=== To be done ===
Repeat the entire listing exactly.

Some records
-- Begin --
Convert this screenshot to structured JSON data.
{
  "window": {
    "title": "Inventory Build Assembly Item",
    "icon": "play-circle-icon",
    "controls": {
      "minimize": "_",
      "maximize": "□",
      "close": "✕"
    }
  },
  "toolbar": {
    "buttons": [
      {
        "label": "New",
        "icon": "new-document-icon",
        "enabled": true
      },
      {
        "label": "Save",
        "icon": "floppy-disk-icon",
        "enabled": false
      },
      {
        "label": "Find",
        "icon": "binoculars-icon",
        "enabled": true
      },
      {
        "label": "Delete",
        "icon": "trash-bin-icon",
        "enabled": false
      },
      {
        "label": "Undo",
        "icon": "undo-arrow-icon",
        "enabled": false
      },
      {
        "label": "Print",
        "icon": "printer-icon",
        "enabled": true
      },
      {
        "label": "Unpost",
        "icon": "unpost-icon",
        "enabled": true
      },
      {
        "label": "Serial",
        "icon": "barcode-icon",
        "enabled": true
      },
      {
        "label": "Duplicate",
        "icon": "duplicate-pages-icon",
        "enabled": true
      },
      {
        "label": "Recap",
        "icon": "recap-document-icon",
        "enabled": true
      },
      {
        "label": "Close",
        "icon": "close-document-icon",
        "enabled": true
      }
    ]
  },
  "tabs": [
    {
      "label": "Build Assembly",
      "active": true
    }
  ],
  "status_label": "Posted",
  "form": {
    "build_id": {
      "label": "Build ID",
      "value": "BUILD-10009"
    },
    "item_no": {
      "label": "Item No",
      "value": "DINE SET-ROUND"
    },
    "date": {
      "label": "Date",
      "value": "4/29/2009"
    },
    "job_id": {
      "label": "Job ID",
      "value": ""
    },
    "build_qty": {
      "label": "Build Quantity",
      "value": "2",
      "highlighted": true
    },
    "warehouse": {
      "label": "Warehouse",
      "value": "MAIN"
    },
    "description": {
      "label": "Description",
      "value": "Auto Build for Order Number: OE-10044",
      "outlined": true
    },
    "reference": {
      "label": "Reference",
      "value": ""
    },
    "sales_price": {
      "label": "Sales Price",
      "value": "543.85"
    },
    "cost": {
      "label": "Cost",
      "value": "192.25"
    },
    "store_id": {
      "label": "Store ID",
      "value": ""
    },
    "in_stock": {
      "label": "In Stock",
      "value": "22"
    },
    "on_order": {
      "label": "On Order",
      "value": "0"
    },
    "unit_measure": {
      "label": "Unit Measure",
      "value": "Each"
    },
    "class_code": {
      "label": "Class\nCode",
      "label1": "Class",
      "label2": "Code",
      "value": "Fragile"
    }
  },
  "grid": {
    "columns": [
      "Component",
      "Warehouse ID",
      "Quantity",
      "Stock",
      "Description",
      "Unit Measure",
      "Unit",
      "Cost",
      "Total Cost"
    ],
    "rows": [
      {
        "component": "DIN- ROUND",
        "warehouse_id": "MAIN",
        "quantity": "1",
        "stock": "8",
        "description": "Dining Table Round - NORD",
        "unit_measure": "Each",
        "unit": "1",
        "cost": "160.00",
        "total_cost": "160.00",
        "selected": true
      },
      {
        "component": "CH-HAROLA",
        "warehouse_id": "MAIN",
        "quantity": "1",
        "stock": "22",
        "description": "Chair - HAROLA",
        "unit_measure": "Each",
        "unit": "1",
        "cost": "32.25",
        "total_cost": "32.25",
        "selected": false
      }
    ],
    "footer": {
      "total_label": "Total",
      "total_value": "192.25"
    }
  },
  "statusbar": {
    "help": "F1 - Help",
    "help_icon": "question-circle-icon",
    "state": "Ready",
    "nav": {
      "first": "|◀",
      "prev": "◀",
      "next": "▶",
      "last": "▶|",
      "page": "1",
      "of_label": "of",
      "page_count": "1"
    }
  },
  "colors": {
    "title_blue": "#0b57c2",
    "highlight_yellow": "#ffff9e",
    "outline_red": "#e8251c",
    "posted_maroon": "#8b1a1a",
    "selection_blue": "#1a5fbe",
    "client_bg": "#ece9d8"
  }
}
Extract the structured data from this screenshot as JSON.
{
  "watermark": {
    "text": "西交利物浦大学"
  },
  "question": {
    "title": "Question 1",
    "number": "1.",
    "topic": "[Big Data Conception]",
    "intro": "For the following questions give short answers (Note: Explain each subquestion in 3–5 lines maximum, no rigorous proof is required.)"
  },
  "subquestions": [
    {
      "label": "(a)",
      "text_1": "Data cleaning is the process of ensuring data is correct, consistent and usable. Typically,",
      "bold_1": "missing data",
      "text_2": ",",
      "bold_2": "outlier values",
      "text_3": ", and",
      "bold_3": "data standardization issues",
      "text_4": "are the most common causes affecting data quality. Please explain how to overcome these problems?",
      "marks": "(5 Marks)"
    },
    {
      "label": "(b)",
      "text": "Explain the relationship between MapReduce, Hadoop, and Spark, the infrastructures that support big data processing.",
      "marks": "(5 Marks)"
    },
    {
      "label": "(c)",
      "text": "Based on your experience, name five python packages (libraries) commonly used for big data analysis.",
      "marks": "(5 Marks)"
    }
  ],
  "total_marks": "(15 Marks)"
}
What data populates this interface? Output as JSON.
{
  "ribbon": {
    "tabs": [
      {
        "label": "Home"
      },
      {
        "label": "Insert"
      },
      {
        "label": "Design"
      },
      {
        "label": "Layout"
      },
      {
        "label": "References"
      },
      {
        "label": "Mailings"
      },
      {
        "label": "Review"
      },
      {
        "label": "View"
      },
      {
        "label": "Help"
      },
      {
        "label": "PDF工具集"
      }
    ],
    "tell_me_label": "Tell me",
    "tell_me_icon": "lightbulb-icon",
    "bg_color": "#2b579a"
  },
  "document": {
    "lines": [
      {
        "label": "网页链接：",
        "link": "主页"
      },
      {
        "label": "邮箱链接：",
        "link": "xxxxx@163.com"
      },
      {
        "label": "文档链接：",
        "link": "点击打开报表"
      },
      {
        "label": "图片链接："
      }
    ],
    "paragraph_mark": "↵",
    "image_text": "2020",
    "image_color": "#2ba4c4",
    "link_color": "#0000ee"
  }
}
-- End --
=== Answer to this problem ===
Convert this screenshot to structured JSON data.
{
  "window": {
    "title": "Inventory Build Assembly Item",
    "icon": "play-circle-icon",
    "controls": {
      "minimize": "_",
      "maximize": "□",
      "close": "✕"
    }
  },
  "toolbar": {
    "buttons": [
      {
        "label": "New",
        "icon": "new-document-icon",
        "enabled": true
      },
      {
        "label": "Save",
        "icon": "floppy-disk-icon",
        "enabled": false
      },
      {
        "label": "Find",
        "icon": "binoculars-icon",
        "enabled": true
      },
      {
        "label": "Delete",
        "icon": "trash-bin-icon",
        "enabled": false
      },
      {
        "label": "Undo",
        "icon": "undo-arrow-icon",
        "enabled": false
      },
      {
        "label": "Print",
        "icon": "printer-icon",
        "enabled": true
      },
      {
        "label": "Unpost",
        "icon": "unpost-icon",
        "enabled": true
      },
      {
        "label": "Serial",
        "icon": "barcode-icon",
        "enabled": true
      },
      {
        "label": "Duplicate",
        "icon": "duplicate-pages-icon",
        "enabled": true
      },
      {
        "label": "Recap",
        "icon": "recap-document-icon",
        "enabled": true
      },
      {
        "label": "Close",
        "icon": "close-document-icon",
        "enabled": true
      }
    ]
  },
  "tabs": [
    {
      "label": "Build Assembly",
      "active": true
    }
  ],
  "status_label": "Posted",
  "form": {
    "build_id": {
      "label": "Build ID",
      "value": "BUILD-10009"
    },
    "item_no": {
      "label": "Item No",
      "value": "DINE SET-ROUND"
    },
    "date": {
      "label": "Date",
      "value": "4/29/2009"
    },
    "job_id": {
      "label": "Job ID",
      "value": ""
    },
    "build_qty": {
      "label": "Build Quantity",
      "value": "2",
      "highlighted": true
    },
    "warehouse": {
      "label": "Warehouse",
      "value": "MAIN"
    },
    "description": {
      "label": "Description",
      "value": "Auto Build for Order Number: OE-10044",
      "outlined": true
    },
    "reference": {
      "label": "Reference",
      "value": ""
    },
    "sales_price": {
      "label": "Sales Price",
      "value": "543.85"
    },
    "cost": {
      "label": "Cost",
      "value": "192.25"
    },
    "store_id": {
      "label": "Store ID",
      "value": ""
    },
    "in_stock": {
      "label": "In Stock",
      "value": "22"
    },
    "on_order": {
      "label": "On Order",
      "value": "0"
    },
    "unit_measure": {
      "label": "Unit Measure",
      "value": "Each"
    },
    "class_code": {
      "label": "Class\nCode",
      "label1": "Class",
      "label2": "Code",
      "value": "Fragile"
    }
  },
  "grid": {
    "columns": [
      "Component",
      "Warehouse ID",
      "Quantity",
      "Stock",
      "Description",
      "Unit Measure",
      "Unit",
      "Cost",
      "Total Cost"
    ],
    "rows": [
      {
        "component": "DIN- ROUND",
        "warehouse_id": "MAIN",
        "quantity": "1",
        "stock": "8",
        "description": "Dining Table Round - NORD",
        "unit_measure": "Each",
        "unit": "1",
        "cost": "160.00",
        "total_cost": "160.00",
        "selected": true
      },
      {
        "component": "CH-HAROLA",
        "warehouse_id": "MAIN",
        "quantity": "1",
        "stock": "22",
        "description": "Chair - HAROLA",
        "unit_measure": "Each",
        "unit": "1",
        "cost": "32.25",
        "total_cost": "32.25",
        "selected": false
      }
    ],
    "footer": {
      "total_label": "Total",
      "total_value": "192.25"
    }
  },
  "statusbar": {
    "help": "F1 - Help",
    "help_icon": "question-circle-icon",
    "state": "Ready",
    "nav": {
      "first": "|◀",
      "prev": "◀",
      "next": "▶",
      "last": "▶|",
      "page": "1",
      "of_label": "of",
      "page_count": "1"
    }
  },
  "colors": {
    "title_blue": "#0b57c2",
    "highlight_yellow": "#ffff9e",
    "outline_red": "#e8251c",
    "posted_maroon": "#8b1a1a",
    "selection_blue": "#1a5fbe",
    "client_bg": "#ece9d8"
  }
}
Extract the structured data from this screenshot as JSON.
{
  "watermark": {
    "text": "西交利物浦大学"
  },
  "question": {
    "title": "Question 1",
    "number": "1.",
    "topic": "[Big Data Conception]",
    "intro": "For the following questions give short answers (Note: Explain each subquestion in 3–5 lines maximum, no rigorous proof is required.)"
  },
  "subquestions": [
    {
      "label": "(a)",
      "text_1": "Data cleaning is the process of ensuring data is correct, consistent and usable. Typically,",
      "bold_1": "missing data",
      "text_2": ",",
      "bold_2": "outlier values",
      "text_3": ", and",
      "bold_3": "data standardization issues",
      "text_4": "are the most common causes affecting data quality. Please explain how to overcome these problems?",
      "marks": "(5 Marks)"
    },
    {
      "label": "(b)",
      "text": "Explain the relationship between MapReduce, Hadoop, and Spark, the infrastructures that support big data processing.",
      "marks": "(5 Marks)"
    },
    {
      "label": "(c)",
      "text": "Based on your experience, name five python packages (libraries) commonly used for big data analysis.",
      "marks": "(5 Marks)"
    }
  ],
  "total_marks": "(15 Marks)"
}
What data populates this interface? Output as JSON.
{
  "ribbon": {
    "tabs": [
      {
        "label": "Home"
      },
      {
        "label": "Insert"
      },
      {
        "label": "Design"
      },
      {
        "label": "Layout"
      },
      {
        "label": "References"
      },
      {
        "label": "Mailings"
      },
      {
        "label": "Review"
      },
      {
        "label": "View"
      },
      {
        "label": "Help"
      },
      {
        "label": "PDF工具集"
      }
    ],
    "tell_me_label": "Tell me",
    "tell_me_icon": "lightbulb-icon",
    "bg_color": "#2b579a"
  },
  "document": {
    "lines": [
      {
        "label": "网页链接：",
        "link": "主页"
      },
      {
        "label": "邮箱链接：",
        "link": "xxxxx@163.com"
      },
      {
        "label": "文档链接：",
        "link": "点击打开报表"
      },
      {
        "label": "图片链接："
      }
    ],
    "paragraph_mark": "↵",
    "image_text": "2020",
    "image_color": "#2ba4c4",
    "link_color": "#0000ee"
  }
}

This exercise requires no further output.